**Record set**
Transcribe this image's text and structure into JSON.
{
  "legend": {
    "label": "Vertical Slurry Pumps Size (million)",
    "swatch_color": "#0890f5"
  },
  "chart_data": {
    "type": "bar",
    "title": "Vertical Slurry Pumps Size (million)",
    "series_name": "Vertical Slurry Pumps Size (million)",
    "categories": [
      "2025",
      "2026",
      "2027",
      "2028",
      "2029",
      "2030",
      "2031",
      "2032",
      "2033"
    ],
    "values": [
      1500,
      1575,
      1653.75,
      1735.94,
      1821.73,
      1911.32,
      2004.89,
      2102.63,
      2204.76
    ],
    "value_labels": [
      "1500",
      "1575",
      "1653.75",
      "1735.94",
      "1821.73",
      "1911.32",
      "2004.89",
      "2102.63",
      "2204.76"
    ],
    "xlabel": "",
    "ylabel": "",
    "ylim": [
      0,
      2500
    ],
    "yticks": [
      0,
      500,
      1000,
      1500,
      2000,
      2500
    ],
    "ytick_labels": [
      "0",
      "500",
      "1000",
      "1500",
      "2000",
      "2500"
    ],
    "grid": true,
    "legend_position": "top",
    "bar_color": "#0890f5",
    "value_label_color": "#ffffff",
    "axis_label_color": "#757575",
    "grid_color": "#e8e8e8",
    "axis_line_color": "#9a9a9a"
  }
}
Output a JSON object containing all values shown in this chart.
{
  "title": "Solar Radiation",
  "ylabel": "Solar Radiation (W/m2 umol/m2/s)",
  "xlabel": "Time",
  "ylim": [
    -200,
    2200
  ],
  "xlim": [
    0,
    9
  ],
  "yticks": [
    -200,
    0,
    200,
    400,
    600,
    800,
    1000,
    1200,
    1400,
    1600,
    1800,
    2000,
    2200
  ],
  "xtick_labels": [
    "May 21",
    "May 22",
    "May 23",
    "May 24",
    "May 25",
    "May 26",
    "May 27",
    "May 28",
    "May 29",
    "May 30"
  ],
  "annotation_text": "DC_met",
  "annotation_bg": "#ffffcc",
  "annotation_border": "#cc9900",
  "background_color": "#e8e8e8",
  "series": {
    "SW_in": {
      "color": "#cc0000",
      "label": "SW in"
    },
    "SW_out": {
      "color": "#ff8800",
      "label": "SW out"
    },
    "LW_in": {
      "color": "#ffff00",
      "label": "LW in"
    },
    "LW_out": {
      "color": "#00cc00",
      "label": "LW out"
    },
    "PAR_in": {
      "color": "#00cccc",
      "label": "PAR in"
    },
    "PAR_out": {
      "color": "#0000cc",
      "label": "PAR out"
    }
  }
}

**Exercise goal**
Restate the listing in full, word for word.

**Response to the task**
Transcribe this image's text and structure into JSON.
{
  "legend": {
    "label": "Vertical Slurry Pumps Size (million)",
    "swatch_color": "#0890f5"
  },
  "chart_data": {
    "type": "bar",
    "title": "Vertical Slurry Pumps Size (million)",
    "series_name": "Vertical Slurry Pumps Size (million)",
    "categories": [
      "2025",
      "2026",
      "2027",
      "2028",
      "2029",
      "2030",
      "2031",
      "2032",
      "2033"
    ],
    "values": [
      1500,
      1575,
      1653.75,
      1735.94,
      1821.73,
      1911.32,
      2004.89,
      2102.63,
      2204.76
    ],
    "value_labels": [
      "1500",
      "1575",
      "1653.75",
      "1735.94",
      "1821.73",
      "1911.32",
      "2004.89",
      "2102.63",
      "2204.76"
    ],
    "xlabel": "",
    "ylabel": "",
    "ylim": [
      0,
      2500
    ],
    "yticks": [
      0,
      500,
      1000,
      1500,
      2000,
      2500
    ],
    "ytick_labels": [
      "0",
      "500",
      "1000",
      "1500",
      "2000",
      "2500"
    ],
    "grid": true,
    "legend_position": "top",
    "bar_color": "#0890f5",
    "value_label_color": "#ffffff",
    "axis_label_color": "#757575",
    "grid_color": "#e8e8e8",
    "axis_line_color": "#9a9a9a"
  }
}
Output a JSON object containing all values shown in this chart.
{
  "title": "Solar Radiation",
  "ylabel": "Solar Radiation (W/m2 umol/m2/s)",
  "xlabel": "Time",
  "ylim": [
    -200,
    2200
  ],
  "xlim": [
    0,
    9
  ],
  "yticks": [
    -200,
    0,
    200,
    400,
    600,
    800,
    1000,
    1200,
    1400,
    1600,
    1800,
    2000,
    2200
  ],
  "xtick_labels": [
    "May 21",
    "May 22",
    "May 23",
    "May 24",
    "May 25",
    "May 26",
    "May 27",
    "May 28",
    "May 29",
    "May 30"
  ],
  "annotation_text": "DC_met",
  "annotation_bg": "#ffffcc",
  "annotation_border": "#cc9900",
  "background_color": "#e8e8e8",
  "series": {
    "SW_in": {
      "color": "#cc0000",
      "label": "SW in"
    },
    "SW_out": {
      "color": "#ff8800",
      "label": "SW out"
    },
    "LW_in": {
      "color": "#ffff00",
      "label": "LW in"
    },
    "LW_out": {
      "color": "#00cc00",
      "label": "LW out"
    },
    "PAR_in": {
      "color": "#00cccc",
      "label": "PAR in"
    },
    "PAR_out": {
      "color": "#0000cc",
      "label": "PAR out"
    }
  }
}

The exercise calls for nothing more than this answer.